### Material supplied ###

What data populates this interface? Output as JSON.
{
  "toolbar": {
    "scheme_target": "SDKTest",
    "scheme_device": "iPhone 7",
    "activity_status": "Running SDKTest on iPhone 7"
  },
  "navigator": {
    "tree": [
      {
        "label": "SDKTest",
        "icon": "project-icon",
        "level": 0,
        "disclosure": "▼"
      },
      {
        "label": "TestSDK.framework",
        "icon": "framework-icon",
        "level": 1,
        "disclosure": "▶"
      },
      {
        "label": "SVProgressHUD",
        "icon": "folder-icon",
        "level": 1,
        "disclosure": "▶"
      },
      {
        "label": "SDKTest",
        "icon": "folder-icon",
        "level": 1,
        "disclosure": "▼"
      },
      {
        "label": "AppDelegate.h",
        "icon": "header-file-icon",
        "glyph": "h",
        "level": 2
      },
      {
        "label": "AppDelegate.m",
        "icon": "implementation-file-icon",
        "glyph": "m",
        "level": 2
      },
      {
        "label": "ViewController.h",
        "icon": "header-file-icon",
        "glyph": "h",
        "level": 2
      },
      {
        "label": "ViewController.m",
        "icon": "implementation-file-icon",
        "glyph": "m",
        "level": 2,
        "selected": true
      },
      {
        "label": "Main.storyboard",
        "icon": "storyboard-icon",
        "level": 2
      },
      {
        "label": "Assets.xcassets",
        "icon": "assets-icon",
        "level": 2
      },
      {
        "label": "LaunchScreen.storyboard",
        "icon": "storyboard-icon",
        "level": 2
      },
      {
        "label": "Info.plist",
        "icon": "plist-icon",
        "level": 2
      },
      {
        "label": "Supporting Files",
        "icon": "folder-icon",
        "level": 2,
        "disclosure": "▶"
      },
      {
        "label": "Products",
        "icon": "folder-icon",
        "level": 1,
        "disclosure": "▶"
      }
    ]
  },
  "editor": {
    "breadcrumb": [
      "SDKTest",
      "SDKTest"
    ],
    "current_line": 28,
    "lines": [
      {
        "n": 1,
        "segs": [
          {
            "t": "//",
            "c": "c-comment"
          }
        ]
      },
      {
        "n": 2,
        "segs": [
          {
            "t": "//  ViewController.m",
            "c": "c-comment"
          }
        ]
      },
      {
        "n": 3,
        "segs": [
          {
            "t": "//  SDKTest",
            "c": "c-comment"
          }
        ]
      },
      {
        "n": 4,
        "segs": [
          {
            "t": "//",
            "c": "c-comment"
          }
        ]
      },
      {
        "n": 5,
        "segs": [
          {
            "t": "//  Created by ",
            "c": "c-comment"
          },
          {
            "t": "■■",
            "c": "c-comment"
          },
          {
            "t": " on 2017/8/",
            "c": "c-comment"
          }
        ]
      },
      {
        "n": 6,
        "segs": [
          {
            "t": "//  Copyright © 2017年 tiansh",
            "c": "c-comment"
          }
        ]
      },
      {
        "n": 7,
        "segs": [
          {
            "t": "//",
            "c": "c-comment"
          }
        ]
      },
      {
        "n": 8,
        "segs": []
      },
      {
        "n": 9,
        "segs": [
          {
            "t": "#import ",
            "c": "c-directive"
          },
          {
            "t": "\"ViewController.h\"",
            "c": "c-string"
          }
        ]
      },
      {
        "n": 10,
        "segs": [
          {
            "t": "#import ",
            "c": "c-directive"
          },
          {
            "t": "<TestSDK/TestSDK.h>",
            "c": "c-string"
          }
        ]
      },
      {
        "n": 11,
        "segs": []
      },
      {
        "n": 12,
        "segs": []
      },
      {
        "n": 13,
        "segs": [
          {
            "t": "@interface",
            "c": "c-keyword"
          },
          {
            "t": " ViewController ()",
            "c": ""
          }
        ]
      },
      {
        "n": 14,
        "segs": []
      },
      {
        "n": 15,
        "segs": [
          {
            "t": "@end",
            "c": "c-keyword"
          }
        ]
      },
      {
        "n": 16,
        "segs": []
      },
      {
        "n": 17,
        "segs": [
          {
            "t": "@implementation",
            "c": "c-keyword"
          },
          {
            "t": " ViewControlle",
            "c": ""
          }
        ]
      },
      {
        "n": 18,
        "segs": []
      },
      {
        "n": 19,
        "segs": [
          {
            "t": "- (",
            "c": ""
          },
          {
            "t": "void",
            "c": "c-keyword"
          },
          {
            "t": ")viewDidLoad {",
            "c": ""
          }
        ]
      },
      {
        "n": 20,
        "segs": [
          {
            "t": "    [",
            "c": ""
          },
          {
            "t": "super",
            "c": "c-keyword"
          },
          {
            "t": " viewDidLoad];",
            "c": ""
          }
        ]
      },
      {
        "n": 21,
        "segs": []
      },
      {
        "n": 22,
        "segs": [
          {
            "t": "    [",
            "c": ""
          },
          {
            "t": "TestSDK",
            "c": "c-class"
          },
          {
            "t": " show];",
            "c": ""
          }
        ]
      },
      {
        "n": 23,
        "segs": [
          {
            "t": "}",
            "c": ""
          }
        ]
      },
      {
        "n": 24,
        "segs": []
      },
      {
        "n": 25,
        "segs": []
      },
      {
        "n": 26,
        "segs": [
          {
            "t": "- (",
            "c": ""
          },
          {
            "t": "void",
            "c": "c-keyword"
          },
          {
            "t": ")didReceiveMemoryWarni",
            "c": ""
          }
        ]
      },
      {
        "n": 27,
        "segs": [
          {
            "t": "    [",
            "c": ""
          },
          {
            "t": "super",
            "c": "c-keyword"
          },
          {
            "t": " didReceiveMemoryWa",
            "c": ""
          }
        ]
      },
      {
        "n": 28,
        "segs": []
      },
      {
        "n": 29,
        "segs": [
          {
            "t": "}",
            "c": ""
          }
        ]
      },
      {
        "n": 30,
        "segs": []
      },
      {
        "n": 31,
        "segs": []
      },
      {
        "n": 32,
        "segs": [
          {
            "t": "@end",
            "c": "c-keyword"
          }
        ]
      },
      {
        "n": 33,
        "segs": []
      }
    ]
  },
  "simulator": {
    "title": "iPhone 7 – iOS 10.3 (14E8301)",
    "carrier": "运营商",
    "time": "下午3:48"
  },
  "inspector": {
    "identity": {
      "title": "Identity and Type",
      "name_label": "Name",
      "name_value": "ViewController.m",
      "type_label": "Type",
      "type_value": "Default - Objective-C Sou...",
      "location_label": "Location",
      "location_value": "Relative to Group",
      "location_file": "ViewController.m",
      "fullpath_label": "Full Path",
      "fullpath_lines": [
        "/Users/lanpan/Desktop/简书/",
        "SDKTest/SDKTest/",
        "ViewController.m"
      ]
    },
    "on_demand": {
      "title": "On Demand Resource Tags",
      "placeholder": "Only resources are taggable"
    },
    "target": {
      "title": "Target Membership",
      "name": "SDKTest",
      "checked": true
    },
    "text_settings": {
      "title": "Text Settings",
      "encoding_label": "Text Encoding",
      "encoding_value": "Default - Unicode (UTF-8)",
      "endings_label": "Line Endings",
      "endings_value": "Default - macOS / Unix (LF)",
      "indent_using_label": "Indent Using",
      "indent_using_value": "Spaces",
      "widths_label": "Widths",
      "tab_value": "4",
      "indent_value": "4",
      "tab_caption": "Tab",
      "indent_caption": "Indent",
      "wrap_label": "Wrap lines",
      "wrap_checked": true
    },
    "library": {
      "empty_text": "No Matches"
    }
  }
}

###

* **What you are asked to do**: Identify all lines in the records above with the word "title".

* **Worked answer**:
    "title": "iPhone 7 – iOS 10.3 (14E8301)",
      "title": "Identity and Type",
      "title": "On Demand Resource Tags",
      "title": "Target Membership",
      "title": "Text Settings",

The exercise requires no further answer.